How many lines of the data hold the word "Horizontal"? State the number and nothing else.

----

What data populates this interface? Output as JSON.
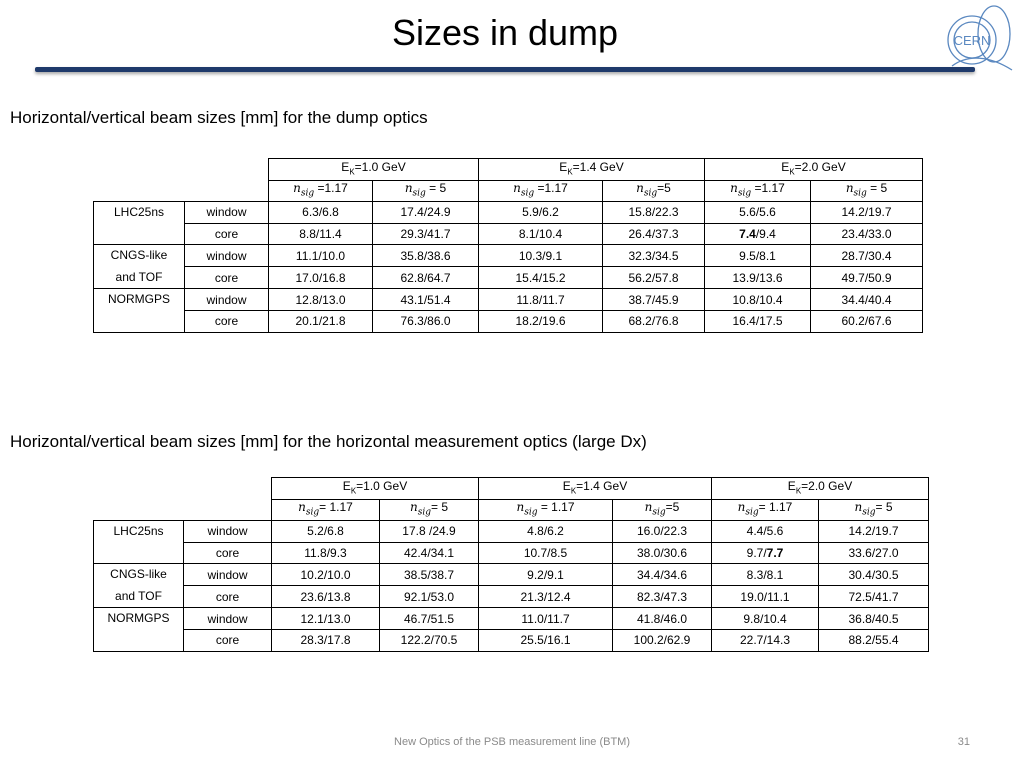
{
  "slide": {
    "title": "Sizes in dump",
    "logo_text": "CERN",
    "footer": "New Optics of the PSB measurement line (BTM)",
    "page_number": "31",
    "accent_color": "#1f3a6b"
  },
  "tables": [
    {
      "caption": "Horizontal/vertical beam sizes [mm] for the dump optics",
      "energy_headers": [
        {
          "pre": "E",
          "sub": "K",
          "post": "=1.0 GeV"
        },
        {
          "pre": "E",
          "sub": "K",
          "post": "=1.4 GeV"
        },
        {
          "pre": "E",
          "sub": "K",
          "post": "=2.0 GeV"
        }
      ],
      "nsig_headers": [
        {
          "n": "n",
          "sub": "sig",
          "post": " =1.17"
        },
        {
          "n": "n",
          "sub": "sig",
          "post": " = 5"
        },
        {
          "n": "n",
          "sub": "sig",
          "post": " =1.17"
        },
        {
          "n": "n",
          "sub": "sig",
          "post": "=5"
        },
        {
          "n": "n",
          "sub": "sig",
          "post": " =1.17"
        },
        {
          "n": "n",
          "sub": "sig",
          "post": " = 5"
        }
      ],
      "groups": [
        {
          "label_lines": [
            "LHC25ns"
          ],
          "rows": [
            {
              "kind": "window",
              "cells": [
                "6.3/6.8",
                "17.4/24.9",
                "5.9/6.2",
                "15.8/22.3",
                "5.6/5.6",
                "14.2/19.7"
              ]
            },
            {
              "kind": "core",
              "cells": [
                "8.8/11.4",
                "29.3/41.7",
                "8.1/10.4",
                "26.4/37.3",
                "7.4/9.4",
                "23.4/33.0"
              ]
            }
          ]
        },
        {
          "label_lines": [
            "CNGS-like",
            "and TOF"
          ],
          "rows": [
            {
              "kind": "window",
              "cells": [
                "11.1/10.0",
                "35.8/38.6",
                "10.3/9.1",
                "32.3/34.5",
                "9.5/8.1",
                "28.7/30.4"
              ]
            },
            {
              "kind": "core",
              "cells": [
                "17.0/16.8",
                "62.8/64.7",
                "15.4/15.2",
                "56.2/57.8",
                "13.9/13.6",
                "49.7/50.9"
              ]
            }
          ]
        },
        {
          "label_lines": [
            "NORMGPS"
          ],
          "rows": [
            {
              "kind": "window",
              "cells": [
                "12.8/13.0",
                "43.1/51.4",
                "11.8/11.7",
                "38.7/45.9",
                "10.8/10.4",
                "34.4/40.4"
              ]
            },
            {
              "kind": "core",
              "cells": [
                "20.1/21.8",
                "76.3/86.0",
                "18.2/19.6",
                "68.2/76.8",
                "16.4/17.5",
                "60.2/67.6"
              ]
            }
          ]
        }
      ]
    },
    {
      "caption": "Horizontal/vertical beam sizes [mm] for the horizontal measurement optics (large Dx)",
      "energy_headers": [
        {
          "pre": "E",
          "sub": "K",
          "post": "=1.0 GeV"
        },
        {
          "pre": "E",
          "sub": "K",
          "post": "=1.4 GeV"
        },
        {
          "pre": "E",
          "sub": "K",
          "post": "=2.0 GeV"
        }
      ],
      "nsig_headers": [
        {
          "n": "n",
          "sub": "sig",
          "post": "= 1.17"
        },
        {
          "n": "n",
          "sub": "sig",
          "post": "= 5"
        },
        {
          "n": "n",
          "sub": "sig",
          "post": " = 1.17"
        },
        {
          "n": "n",
          "sub": "sig",
          "post": "=5"
        },
        {
          "n": "n",
          "sub": "sig",
          "post": "= 1.17"
        },
        {
          "n": "n",
          "sub": "sig",
          "post": "= 5"
        }
      ],
      "groups": [
        {
          "label_lines": [
            "LHC25ns"
          ],
          "rows": [
            {
              "kind": "window",
              "cells": [
                "5.2/6.8",
                "17.8 /24.9",
                "4.8/6.2",
                "16.0/22.3",
                "4.4/5.6",
                "14.2/19.7"
              ]
            },
            {
              "kind": "core",
              "cells": [
                "11.8/9.3",
                "42.4/34.1",
                "10.7/8.5",
                "38.0/30.6",
                "9.7/7.7",
                "33.6/27.0"
              ]
            }
          ]
        },
        {
          "label_lines": [
            "CNGS-like",
            "and TOF"
          ],
          "rows": [
            {
              "kind": "window",
              "cells": [
                "10.2/10.0",
                "38.5/38.7",
                "9.2/9.1",
                "34.4/34.6",
                "8.3/8.1",
                "30.4/30.5"
              ]
            },
            {
              "kind": "core",
              "cells": [
                "23.6/13.8",
                "92.1/53.0",
                "21.3/12.4",
                "82.3/47.3",
                "19.0/11.1",
                "72.5/41.7"
              ]
            }
          ]
        },
        {
          "label_lines": [
            "NORMGPS"
          ],
          "rows": [
            {
              "kind": "window",
              "cells": [
                "12.1/13.0",
                "46.7/51.5",
                "11.0/11.7",
                "41.8/46.0",
                "9.8/10.4",
                "36.8/40.5"
              ]
            },
            {
              "kind": "core",
              "cells": [
                "28.3/17.8",
                "122.2/70.5",
                "25.5/16.1",
                "100.2/62.9",
                "22.7/14.3",
                "88.2/55.4"
              ]
            }
          ]
        }
      ]
    }
  ]
}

----

_Answer to this task_
2